EXERCISE DESCRIPTION
List each line of the data that holds the string "this".

[Records contained in a dataset]
===

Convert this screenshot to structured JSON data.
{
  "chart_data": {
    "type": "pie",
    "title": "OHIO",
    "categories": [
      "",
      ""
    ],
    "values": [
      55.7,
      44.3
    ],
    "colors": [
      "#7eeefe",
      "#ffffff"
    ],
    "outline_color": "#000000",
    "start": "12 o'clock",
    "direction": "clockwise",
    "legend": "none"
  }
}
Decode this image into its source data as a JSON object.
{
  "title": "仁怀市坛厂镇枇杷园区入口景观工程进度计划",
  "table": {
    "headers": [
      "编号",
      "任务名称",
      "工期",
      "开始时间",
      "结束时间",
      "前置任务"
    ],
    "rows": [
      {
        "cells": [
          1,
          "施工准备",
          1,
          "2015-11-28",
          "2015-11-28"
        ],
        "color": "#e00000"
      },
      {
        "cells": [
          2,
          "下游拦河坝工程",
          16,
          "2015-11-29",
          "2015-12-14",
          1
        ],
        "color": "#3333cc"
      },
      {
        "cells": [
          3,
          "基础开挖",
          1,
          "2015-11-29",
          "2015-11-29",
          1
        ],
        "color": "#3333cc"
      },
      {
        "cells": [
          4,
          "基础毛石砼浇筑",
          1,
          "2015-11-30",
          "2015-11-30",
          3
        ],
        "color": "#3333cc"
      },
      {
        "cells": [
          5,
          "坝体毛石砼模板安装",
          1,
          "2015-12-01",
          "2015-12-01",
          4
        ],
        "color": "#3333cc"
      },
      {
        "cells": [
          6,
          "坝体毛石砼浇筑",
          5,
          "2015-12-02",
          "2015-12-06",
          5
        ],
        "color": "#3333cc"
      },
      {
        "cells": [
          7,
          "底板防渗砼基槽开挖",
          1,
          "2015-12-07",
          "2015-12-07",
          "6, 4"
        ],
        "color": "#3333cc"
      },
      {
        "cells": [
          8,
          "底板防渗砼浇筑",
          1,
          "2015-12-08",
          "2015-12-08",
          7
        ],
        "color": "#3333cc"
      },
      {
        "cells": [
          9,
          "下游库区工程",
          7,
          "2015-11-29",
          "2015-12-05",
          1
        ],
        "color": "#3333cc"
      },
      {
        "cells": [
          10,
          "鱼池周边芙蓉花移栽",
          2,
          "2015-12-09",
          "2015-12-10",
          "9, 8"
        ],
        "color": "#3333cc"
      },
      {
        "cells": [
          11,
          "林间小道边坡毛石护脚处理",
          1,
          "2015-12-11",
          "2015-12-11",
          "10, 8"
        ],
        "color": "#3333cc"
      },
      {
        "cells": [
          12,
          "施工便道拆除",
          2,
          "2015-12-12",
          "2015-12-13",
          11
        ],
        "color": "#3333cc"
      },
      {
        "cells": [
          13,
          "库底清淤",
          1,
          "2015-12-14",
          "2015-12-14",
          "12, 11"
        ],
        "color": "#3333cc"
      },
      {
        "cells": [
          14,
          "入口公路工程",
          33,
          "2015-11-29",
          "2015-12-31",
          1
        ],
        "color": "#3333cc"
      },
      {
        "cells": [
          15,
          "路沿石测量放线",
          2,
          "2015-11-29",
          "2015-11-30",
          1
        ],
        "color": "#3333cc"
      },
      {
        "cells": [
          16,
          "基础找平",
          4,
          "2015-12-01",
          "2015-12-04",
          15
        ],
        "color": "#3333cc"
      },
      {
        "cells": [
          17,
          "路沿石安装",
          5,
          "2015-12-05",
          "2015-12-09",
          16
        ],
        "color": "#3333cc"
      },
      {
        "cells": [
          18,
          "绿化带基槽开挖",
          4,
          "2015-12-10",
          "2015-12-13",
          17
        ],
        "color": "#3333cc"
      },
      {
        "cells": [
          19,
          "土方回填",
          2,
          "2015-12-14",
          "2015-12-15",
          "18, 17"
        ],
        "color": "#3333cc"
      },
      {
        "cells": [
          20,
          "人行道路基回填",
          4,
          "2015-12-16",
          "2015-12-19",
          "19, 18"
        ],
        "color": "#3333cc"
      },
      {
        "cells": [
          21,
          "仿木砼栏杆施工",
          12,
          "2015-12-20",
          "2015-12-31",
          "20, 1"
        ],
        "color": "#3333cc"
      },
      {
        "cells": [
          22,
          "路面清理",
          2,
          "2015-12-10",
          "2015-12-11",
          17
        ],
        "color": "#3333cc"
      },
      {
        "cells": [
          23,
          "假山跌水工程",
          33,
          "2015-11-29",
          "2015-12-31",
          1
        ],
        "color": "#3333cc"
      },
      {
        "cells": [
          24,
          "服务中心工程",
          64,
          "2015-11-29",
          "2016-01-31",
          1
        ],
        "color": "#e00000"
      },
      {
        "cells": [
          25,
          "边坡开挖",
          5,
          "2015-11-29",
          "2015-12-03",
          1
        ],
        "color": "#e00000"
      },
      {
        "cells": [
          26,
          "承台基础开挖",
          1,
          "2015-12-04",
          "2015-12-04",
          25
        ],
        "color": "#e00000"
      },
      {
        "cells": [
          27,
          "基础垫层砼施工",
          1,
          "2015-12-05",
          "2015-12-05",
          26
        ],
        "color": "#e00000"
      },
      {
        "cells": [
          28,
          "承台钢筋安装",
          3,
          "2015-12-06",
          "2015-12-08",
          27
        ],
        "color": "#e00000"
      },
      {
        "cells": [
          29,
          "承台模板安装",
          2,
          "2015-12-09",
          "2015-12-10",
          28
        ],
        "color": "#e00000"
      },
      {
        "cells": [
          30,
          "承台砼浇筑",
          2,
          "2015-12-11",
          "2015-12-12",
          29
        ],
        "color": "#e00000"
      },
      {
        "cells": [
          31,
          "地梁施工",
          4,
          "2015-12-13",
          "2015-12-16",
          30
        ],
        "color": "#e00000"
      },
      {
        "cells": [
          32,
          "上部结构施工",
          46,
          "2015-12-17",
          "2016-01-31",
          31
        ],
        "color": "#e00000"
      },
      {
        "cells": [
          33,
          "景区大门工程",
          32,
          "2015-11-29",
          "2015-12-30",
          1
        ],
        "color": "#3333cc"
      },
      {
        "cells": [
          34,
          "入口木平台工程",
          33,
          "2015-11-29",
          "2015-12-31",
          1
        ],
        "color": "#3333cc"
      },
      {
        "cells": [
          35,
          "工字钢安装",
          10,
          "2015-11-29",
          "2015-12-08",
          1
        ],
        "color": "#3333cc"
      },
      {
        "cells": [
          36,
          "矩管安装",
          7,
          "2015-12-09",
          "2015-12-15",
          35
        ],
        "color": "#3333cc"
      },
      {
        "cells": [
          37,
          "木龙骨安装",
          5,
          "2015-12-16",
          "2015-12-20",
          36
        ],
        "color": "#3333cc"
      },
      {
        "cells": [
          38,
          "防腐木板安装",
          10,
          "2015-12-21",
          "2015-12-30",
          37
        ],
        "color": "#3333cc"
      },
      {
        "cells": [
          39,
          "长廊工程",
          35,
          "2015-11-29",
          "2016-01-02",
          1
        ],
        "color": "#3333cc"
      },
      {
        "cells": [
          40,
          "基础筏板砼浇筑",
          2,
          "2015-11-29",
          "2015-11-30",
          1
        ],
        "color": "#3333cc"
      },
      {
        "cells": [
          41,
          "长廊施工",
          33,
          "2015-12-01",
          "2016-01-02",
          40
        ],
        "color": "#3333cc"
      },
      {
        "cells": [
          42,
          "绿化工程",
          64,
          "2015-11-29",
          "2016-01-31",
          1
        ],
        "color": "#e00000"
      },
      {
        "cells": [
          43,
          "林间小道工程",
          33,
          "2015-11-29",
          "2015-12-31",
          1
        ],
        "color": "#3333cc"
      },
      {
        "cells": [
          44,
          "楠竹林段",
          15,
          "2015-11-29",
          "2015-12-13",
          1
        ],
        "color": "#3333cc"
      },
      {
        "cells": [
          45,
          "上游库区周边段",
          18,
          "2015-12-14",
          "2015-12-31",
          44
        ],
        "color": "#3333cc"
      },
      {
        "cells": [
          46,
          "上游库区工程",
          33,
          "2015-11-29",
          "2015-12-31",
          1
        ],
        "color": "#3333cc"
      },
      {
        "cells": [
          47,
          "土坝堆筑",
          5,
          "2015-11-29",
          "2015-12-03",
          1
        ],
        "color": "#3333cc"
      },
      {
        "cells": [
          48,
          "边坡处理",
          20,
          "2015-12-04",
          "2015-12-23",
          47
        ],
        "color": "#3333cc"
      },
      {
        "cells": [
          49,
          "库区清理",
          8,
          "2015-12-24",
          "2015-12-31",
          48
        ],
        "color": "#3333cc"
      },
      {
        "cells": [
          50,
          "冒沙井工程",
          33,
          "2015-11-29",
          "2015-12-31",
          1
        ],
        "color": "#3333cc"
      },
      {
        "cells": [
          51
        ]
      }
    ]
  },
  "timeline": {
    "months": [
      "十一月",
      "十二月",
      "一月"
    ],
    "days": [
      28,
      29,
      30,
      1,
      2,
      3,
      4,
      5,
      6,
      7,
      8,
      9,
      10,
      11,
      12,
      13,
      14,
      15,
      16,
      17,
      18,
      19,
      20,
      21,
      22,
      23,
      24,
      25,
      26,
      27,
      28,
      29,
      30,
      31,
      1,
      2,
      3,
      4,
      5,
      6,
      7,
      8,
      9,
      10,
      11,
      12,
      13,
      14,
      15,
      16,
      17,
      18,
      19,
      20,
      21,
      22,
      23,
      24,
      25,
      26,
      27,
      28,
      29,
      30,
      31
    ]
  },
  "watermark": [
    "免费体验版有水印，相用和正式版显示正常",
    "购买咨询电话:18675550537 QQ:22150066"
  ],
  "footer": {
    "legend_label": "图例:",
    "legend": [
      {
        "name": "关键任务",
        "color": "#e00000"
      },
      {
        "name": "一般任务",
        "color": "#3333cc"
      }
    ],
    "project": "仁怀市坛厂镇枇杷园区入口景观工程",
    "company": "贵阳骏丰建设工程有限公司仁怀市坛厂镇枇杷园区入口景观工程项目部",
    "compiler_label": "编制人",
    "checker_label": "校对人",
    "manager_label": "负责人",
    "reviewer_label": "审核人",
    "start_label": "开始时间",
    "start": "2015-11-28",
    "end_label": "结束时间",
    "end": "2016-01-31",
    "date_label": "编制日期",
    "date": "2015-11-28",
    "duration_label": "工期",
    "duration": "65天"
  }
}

===

OUTPUT
Convert this screenshot to structured JSON data.
Decode this image into its source data as a JSON object.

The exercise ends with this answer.